### What is expected
State the number of lines with the string "potencjalnie" in them, and nothing else.

### Records for processing
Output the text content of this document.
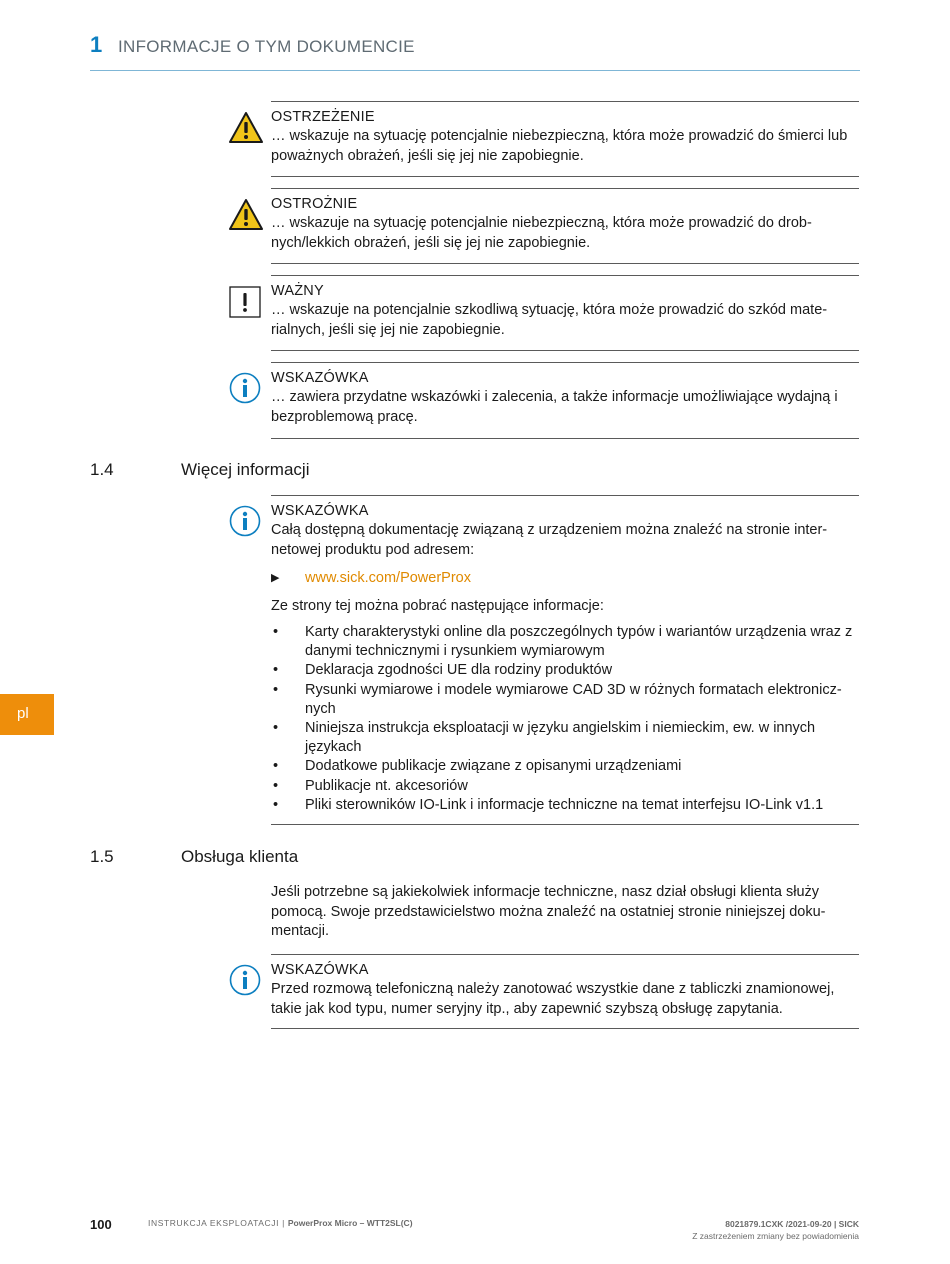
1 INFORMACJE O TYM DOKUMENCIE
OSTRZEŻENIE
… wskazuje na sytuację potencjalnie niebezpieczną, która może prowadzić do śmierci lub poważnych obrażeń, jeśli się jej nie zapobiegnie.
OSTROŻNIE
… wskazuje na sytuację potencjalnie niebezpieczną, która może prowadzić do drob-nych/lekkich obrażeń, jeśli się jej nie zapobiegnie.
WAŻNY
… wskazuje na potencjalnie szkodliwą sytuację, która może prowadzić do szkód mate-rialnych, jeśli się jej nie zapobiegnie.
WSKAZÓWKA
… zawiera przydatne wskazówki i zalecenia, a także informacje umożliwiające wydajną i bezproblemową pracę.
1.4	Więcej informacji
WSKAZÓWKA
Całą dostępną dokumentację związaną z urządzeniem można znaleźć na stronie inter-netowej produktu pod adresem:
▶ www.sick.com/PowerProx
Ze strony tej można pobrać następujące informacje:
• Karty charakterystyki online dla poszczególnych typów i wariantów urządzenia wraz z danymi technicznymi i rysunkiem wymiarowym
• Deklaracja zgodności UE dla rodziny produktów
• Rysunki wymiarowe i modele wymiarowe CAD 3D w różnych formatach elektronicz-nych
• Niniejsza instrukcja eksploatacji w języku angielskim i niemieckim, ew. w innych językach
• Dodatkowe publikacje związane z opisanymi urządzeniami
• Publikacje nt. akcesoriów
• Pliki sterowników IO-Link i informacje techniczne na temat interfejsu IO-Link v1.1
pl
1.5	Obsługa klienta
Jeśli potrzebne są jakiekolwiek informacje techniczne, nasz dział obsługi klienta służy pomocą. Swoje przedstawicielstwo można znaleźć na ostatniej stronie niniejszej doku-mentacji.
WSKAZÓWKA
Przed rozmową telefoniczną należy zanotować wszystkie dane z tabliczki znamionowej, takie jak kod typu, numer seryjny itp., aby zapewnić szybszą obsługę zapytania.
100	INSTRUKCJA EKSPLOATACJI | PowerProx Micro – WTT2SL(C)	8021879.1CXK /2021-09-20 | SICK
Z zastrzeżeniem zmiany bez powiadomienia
...
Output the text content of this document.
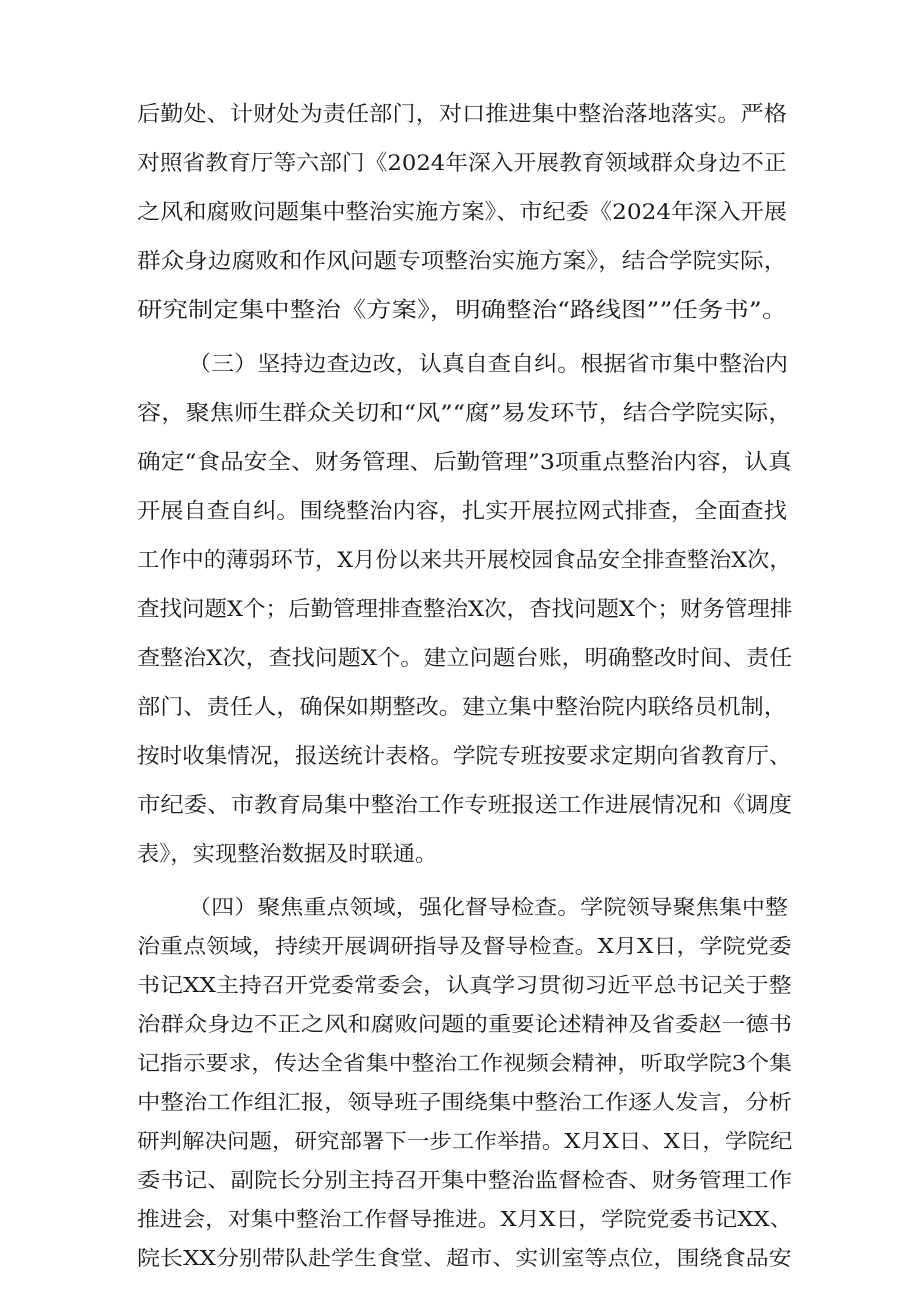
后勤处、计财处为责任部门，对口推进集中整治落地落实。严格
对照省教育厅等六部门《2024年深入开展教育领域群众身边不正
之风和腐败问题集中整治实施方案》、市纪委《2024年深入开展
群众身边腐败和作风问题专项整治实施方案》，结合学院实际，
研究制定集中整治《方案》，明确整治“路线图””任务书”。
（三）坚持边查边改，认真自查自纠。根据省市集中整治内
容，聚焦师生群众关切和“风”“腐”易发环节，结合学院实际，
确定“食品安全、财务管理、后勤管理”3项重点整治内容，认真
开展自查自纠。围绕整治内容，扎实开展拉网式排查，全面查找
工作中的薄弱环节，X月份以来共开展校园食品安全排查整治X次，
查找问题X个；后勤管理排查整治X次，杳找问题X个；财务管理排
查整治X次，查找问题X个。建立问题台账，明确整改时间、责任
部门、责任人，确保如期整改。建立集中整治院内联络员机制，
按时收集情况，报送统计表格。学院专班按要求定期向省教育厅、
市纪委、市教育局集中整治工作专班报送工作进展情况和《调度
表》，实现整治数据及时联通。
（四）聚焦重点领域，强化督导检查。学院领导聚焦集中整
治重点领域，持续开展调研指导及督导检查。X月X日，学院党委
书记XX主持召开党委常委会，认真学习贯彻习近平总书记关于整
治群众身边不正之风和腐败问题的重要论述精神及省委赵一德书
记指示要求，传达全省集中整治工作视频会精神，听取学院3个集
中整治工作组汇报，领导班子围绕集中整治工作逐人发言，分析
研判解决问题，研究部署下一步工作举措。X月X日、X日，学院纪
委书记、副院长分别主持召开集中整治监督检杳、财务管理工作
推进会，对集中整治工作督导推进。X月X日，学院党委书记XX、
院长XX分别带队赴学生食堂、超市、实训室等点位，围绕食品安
...
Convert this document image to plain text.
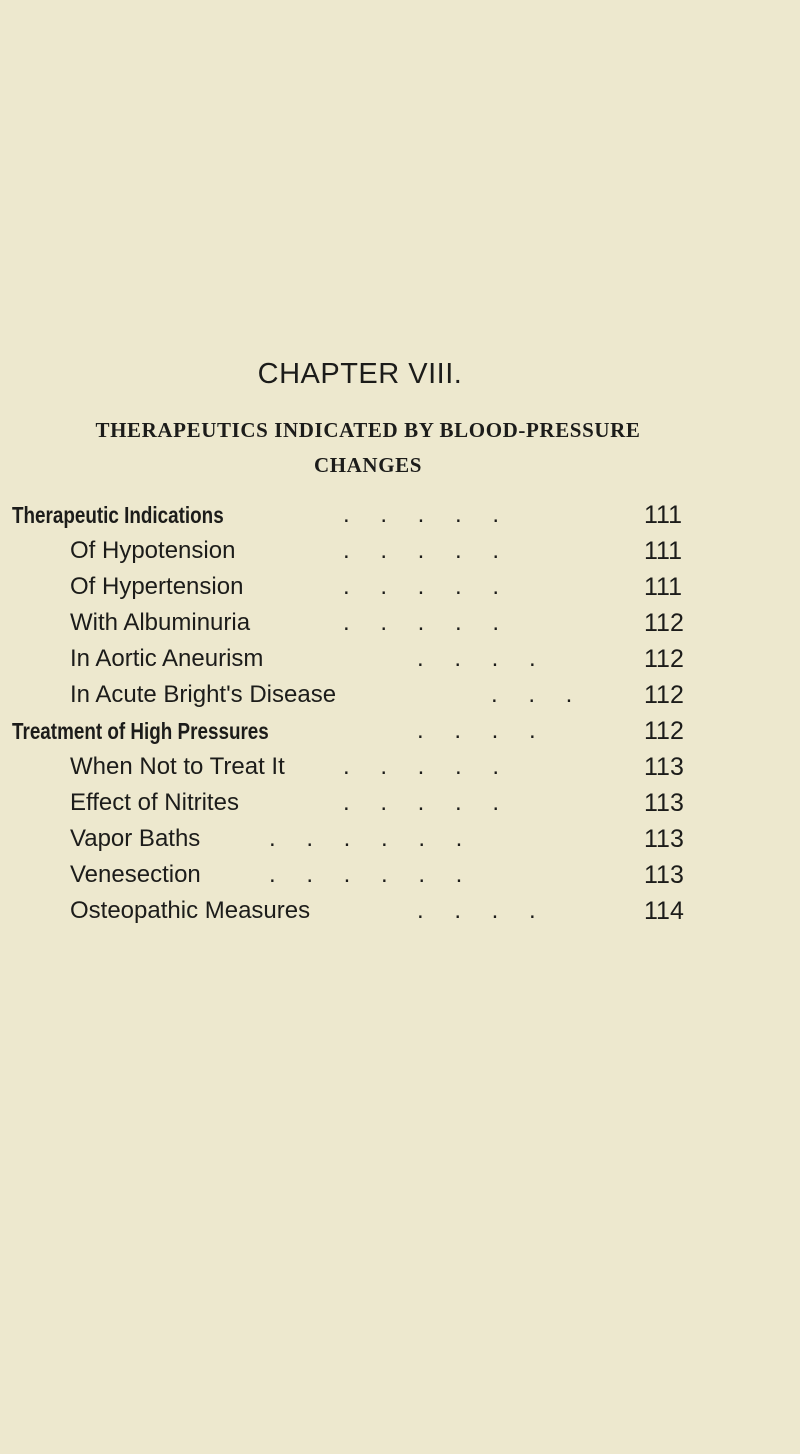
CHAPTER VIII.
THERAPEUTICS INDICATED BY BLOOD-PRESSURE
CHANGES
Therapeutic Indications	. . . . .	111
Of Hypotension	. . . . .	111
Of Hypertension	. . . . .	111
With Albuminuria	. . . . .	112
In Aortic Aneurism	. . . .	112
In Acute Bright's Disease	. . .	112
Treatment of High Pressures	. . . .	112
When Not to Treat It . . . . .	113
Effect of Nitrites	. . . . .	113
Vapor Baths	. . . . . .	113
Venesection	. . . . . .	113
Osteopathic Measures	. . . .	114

### Solution for this exercise
3